Exercise prompt:
Reproduce all the entries exactly.

Data records:
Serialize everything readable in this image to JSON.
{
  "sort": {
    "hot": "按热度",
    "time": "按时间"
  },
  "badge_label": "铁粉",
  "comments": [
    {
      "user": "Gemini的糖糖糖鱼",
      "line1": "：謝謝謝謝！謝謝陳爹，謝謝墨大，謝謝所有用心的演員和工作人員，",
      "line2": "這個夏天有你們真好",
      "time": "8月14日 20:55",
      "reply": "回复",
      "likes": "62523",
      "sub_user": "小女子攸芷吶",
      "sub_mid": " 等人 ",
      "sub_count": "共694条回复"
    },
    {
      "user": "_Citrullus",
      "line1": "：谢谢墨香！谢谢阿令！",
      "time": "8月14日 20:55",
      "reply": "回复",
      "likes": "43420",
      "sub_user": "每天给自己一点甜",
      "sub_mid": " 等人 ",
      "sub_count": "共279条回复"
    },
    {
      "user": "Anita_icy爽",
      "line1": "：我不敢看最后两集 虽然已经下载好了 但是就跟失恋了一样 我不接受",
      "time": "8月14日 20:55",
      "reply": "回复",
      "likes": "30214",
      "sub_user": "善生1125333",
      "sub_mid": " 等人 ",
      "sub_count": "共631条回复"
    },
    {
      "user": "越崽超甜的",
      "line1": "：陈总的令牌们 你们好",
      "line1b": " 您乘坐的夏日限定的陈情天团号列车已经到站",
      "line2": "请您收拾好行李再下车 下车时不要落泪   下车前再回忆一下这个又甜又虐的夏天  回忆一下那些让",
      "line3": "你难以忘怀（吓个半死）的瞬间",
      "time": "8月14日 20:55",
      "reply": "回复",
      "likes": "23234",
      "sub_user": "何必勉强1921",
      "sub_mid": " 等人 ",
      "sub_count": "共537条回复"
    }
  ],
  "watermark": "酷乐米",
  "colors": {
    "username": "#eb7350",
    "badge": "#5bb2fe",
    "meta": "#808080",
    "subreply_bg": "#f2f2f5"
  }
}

Result below:
Serialize everything readable in this image to JSON.
{
  "sort": {
    "hot": "按热度",
    "time": "按时间"
  },
  "badge_label": "铁粉",
  "comments": [
    {
      "user": "Gemini的糖糖糖鱼",
      "line1": "：謝謝謝謝！謝謝陳爹，謝謝墨大，謝謝所有用心的演員和工作人員，",
      "line2": "這個夏天有你們真好",
      "time": "8月14日 20:55",
      "reply": "回复",
      "likes": "62523",
      "sub_user": "小女子攸芷吶",
      "sub_mid": " 等人 ",
      "sub_count": "共694条回复"
    },
    {
      "user": "_Citrullus",
      "line1": "：谢谢墨香！谢谢阿令！",
      "time": "8月14日 20:55",
      "reply": "回复",
      "likes": "43420",
      "sub_user": "每天给自己一点甜",
      "sub_mid": " 等人 ",
      "sub_count": "共279条回复"
    },
    {
      "user": "Anita_icy爽",
      "line1": "：我不敢看最后两集 虽然已经下载好了 但是就跟失恋了一样 我不接受",
      "time": "8月14日 20:55",
      "reply": "回复",
      "likes": "30214",
      "sub_user": "善生1125333",
      "sub_mid": " 等人 ",
      "sub_count": "共631条回复"
    },
    {
      "user": "越崽超甜的",
      "line1": "：陈总的令牌们 你们好",
      "line1b": " 您乘坐的夏日限定的陈情天团号列车已经到站",
      "line2": "请您收拾好行李再下车 下车时不要落泪   下车前再回忆一下这个又甜又虐的夏天  回忆一下那些让",
      "line3": "你难以忘怀（吓个半死）的瞬间",
      "time": "8月14日 20:55",
      "reply": "回复",
      "likes": "23234",
      "sub_user": "何必勉强1921",
      "sub_mid": " 等人 ",
      "sub_count": "共537条回复"
    }
  ],
  "watermark": "酷乐米",
  "colors": {
    "username": "#eb7350",
    "badge": "#5bb2fe",
    "meta": "#808080",
    "subreply_bg": "#f2f2f5"
  }
}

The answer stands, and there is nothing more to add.